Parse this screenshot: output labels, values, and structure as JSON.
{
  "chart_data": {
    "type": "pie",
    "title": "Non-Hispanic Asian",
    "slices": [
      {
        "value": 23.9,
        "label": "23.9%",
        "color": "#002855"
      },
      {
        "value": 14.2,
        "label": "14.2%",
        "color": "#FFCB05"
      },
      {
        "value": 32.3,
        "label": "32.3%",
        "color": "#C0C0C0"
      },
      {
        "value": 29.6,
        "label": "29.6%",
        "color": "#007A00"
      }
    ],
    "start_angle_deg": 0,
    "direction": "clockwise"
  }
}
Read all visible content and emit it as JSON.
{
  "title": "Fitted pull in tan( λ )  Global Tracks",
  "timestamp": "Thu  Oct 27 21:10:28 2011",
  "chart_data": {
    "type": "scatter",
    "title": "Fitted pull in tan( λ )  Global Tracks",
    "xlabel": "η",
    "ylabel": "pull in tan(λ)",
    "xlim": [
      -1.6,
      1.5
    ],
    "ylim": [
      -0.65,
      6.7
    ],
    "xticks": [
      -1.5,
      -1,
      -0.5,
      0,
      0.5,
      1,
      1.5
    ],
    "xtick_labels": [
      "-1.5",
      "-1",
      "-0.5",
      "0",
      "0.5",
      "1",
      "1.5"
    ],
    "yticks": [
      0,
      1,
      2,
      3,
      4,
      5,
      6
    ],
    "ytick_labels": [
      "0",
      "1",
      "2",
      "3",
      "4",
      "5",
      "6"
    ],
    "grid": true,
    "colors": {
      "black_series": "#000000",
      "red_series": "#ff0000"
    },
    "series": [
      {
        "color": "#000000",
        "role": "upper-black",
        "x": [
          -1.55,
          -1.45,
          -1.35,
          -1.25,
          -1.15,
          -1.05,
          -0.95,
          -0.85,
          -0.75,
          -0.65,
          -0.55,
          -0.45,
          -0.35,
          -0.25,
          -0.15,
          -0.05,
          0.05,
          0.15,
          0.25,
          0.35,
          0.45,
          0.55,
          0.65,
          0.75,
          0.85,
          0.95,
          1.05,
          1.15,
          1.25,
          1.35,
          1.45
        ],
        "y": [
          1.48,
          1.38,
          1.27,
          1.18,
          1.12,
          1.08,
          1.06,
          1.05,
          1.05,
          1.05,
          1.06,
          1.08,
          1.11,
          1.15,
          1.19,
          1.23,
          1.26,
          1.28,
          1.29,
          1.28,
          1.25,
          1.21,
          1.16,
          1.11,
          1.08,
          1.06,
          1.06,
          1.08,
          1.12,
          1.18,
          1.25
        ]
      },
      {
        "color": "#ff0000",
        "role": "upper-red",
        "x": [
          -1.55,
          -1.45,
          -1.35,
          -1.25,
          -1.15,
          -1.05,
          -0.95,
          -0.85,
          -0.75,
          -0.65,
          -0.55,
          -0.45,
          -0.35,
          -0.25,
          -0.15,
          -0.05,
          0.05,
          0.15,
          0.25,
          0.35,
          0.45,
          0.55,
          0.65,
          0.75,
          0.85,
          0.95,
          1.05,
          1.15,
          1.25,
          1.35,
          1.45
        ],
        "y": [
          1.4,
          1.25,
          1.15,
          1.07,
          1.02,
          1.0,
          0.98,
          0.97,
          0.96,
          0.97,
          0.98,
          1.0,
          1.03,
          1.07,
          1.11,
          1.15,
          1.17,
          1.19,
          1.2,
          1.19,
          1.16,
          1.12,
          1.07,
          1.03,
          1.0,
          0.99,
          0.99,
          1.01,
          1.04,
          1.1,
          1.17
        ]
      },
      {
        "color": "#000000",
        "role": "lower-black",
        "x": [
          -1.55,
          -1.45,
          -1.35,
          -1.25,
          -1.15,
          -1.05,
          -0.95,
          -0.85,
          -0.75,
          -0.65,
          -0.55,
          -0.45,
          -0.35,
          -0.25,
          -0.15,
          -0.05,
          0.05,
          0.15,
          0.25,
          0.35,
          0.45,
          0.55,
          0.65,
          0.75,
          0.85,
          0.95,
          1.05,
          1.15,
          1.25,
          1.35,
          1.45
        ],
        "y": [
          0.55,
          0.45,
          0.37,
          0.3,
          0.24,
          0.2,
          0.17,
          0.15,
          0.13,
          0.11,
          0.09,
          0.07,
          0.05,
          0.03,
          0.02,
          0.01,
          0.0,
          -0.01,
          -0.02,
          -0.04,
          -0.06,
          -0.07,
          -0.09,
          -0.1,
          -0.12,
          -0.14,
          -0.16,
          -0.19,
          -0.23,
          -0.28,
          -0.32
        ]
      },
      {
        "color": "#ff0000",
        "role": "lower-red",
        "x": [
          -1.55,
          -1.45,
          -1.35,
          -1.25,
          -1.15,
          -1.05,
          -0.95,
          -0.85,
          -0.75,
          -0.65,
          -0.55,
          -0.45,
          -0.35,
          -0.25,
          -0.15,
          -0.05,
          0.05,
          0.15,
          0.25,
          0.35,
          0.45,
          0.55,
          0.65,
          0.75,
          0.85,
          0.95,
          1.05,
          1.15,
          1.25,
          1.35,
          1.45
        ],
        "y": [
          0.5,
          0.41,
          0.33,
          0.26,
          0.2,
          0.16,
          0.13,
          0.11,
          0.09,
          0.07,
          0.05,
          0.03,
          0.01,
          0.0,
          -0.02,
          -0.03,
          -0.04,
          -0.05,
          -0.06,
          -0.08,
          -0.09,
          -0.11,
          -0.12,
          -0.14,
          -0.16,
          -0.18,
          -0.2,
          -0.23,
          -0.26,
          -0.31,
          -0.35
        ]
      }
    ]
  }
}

_ _ _ _ _ _ _

■ What you need to do:
Print the complete listing again, exactly as it stands.

■ Task output:
Parse this screenshot: output labels, values, and structure as JSON.
{
  "chart_data": {
    "type": "pie",
    "title": "Non-Hispanic Asian",
    "slices": [
      {
        "value": 23.9,
        "label": "23.9%",
        "color": "#002855"
      },
      {
        "value": 14.2,
        "label": "14.2%",
        "color": "#FFCB05"
      },
      {
        "value": 32.3,
        "label": "32.3%",
        "color": "#C0C0C0"
      },
      {
        "value": 29.6,
        "label": "29.6%",
        "color": "#007A00"
      }
    ],
    "start_angle_deg": 0,
    "direction": "clockwise"
  }
}
Read all visible content and emit it as JSON.
{
  "title": "Fitted pull in tan( λ )  Global Tracks",
  "timestamp": "Thu  Oct 27 21:10:28 2011",
  "chart_data": {
    "type": "scatter",
    "title": "Fitted pull in tan( λ )  Global Tracks",
    "xlabel": "η",
    "ylabel": "pull in tan(λ)",
    "xlim": [
      -1.6,
      1.5
    ],
    "ylim": [
      -0.65,
      6.7
    ],
    "xticks": [
      -1.5,
      -1,
      -0.5,
      0,
      0.5,
      1,
      1.5
    ],
    "xtick_labels": [
      "-1.5",
      "-1",
      "-0.5",
      "0",
      "0.5",
      "1",
      "1.5"
    ],
    "yticks": [
      0,
      1,
      2,
      3,
      4,
      5,
      6
    ],
    "ytick_labels": [
      "0",
      "1",
      "2",
      "3",
      "4",
      "5",
      "6"
    ],
    "grid": true,
    "colors": {
      "black_series": "#000000",
      "red_series": "#ff0000"
    },
    "series": [
      {
        "color": "#000000",
        "role": "upper-black",
        "x": [
          -1.55,
          -1.45,
          -1.35,
          -1.25,
          -1.15,
          -1.05,
          -0.95,
          -0.85,
          -0.75,
          -0.65,
          -0.55,
          -0.45,
          -0.35,
          -0.25,
          -0.15,
          -0.05,
          0.05,
          0.15,
          0.25,
          0.35,
          0.45,
          0.55,
          0.65,
          0.75,
          0.85,
          0.95,
          1.05,
          1.15,
          1.25,
          1.35,
          1.45
        ],
        "y": [
          1.48,
          1.38,
          1.27,
          1.18,
          1.12,
          1.08,
          1.06,
          1.05,
          1.05,
          1.05,
          1.06,
          1.08,
          1.11,
          1.15,
          1.19,
          1.23,
          1.26,
          1.28,
          1.29,
          1.28,
          1.25,
          1.21,
          1.16,
          1.11,
          1.08,
          1.06,
          1.06,
          1.08,
          1.12,
          1.18,
          1.25
        ]
      },
      {
        "color": "#ff0000",
        "role": "upper-red",
        "x": [
          -1.55,
          -1.45,
          -1.35,
          -1.25,
          -1.15,
          -1.05,
          -0.95,
          -0.85,
          -0.75,
          -0.65,
          -0.55,
          -0.45,
          -0.35,
          -0.25,
          -0.15,
          -0.05,
          0.05,
          0.15,
          0.25,
          0.35,
          0.45,
          0.55,
          0.65,
          0.75,
          0.85,
          0.95,
          1.05,
          1.15,
          1.25,
          1.35,
          1.45
        ],
        "y": [
          1.4,
          1.25,
          1.15,
          1.07,
          1.02,
          1.0,
          0.98,
          0.97,
          0.96,
          0.97,
          0.98,
          1.0,
          1.03,
          1.07,
          1.11,
          1.15,
          1.17,
          1.19,
          1.2,
          1.19,
          1.16,
          1.12,
          1.07,
          1.03,
          1.0,
          0.99,
          0.99,
          1.01,
          1.04,
          1.1,
          1.17
        ]
      },
      {
        "color": "#000000",
        "role": "lower-black",
        "x": [
          -1.55,
          -1.45,
          -1.35,
          -1.25,
          -1.15,
          -1.05,
          -0.95,
          -0.85,
          -0.75,
          -0.65,
          -0.55,
          -0.45,
          -0.35,
          -0.25,
          -0.15,
          -0.05,
          0.05,
          0.15,
          0.25,
          0.35,
          0.45,
          0.55,
          0.65,
          0.75,
          0.85,
          0.95,
          1.05,
          1.15,
          1.25,
          1.35,
          1.45
        ],
        "y": [
          0.55,
          0.45,
          0.37,
          0.3,
          0.24,
          0.2,
          0.17,
          0.15,
          0.13,
          0.11,
          0.09,
          0.07,
          0.05,
          0.03,
          0.02,
          0.01,
          0.0,
          -0.01,
          -0.02,
          -0.04,
          -0.06,
          -0.07,
          -0.09,
          -0.1,
          -0.12,
          -0.14,
          -0.16,
          -0.19,
          -0.23,
          -0.28,
          -0.32
        ]
      },
      {
        "color": "#ff0000",
        "role": "lower-red",
        "x": [
          -1.55,
          -1.45,
          -1.35,
          -1.25,
          -1.15,
          -1.05,
          -0.95,
          -0.85,
          -0.75,
          -0.65,
          -0.55,
          -0.45,
          -0.35,
          -0.25,
          -0.15,
          -0.05,
          0.05,
          0.15,
          0.25,
          0.35,
          0.45,
          0.55,
          0.65,
          0.75,
          0.85,
          0.95,
          1.05,
          1.15,
          1.25,
          1.35,
          1.45
        ],
        "y": [
          0.5,
          0.41,
          0.33,
          0.26,
          0.2,
          0.16,
          0.13,
          0.11,
          0.09,
          0.07,
          0.05,
          0.03,
          0.01,
          0.0,
          -0.02,
          -0.03,
          -0.04,
          -0.05,
          -0.06,
          -0.08,
          -0.09,
          -0.11,
          -0.12,
          -0.14,
          -0.16,
          -0.18,
          -0.2,
          -0.23,
          -0.26,
          -0.31,
          -0.35
        ]
      }
    ]
  }
}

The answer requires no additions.